Data entries >>

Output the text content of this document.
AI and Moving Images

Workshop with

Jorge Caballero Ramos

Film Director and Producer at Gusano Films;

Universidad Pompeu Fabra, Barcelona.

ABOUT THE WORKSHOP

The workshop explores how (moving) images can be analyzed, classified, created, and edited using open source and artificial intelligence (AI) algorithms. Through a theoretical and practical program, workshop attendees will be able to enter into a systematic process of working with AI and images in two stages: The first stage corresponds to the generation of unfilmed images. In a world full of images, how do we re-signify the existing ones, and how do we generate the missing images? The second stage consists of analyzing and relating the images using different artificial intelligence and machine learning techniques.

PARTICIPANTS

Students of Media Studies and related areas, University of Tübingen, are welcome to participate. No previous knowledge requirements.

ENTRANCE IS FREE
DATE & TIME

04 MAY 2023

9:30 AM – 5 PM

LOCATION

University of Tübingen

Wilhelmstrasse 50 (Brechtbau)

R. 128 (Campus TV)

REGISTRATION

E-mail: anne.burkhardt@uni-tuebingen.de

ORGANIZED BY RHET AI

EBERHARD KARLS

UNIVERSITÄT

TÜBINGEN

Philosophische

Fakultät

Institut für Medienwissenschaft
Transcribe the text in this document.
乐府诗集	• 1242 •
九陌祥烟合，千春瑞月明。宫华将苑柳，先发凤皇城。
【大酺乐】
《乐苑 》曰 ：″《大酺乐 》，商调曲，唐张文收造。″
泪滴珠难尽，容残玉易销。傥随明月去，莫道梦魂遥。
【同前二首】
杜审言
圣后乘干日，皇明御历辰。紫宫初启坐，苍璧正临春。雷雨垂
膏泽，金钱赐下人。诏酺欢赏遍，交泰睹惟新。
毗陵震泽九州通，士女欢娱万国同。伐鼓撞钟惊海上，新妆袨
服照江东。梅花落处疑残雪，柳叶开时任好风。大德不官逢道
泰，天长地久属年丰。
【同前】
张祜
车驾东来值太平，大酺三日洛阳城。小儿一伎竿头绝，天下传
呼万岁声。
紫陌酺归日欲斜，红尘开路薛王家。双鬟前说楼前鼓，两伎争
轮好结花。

Exercise brief >> How many lines in these entries contain the string "University"? State the number and nothing more.

Final result >> 2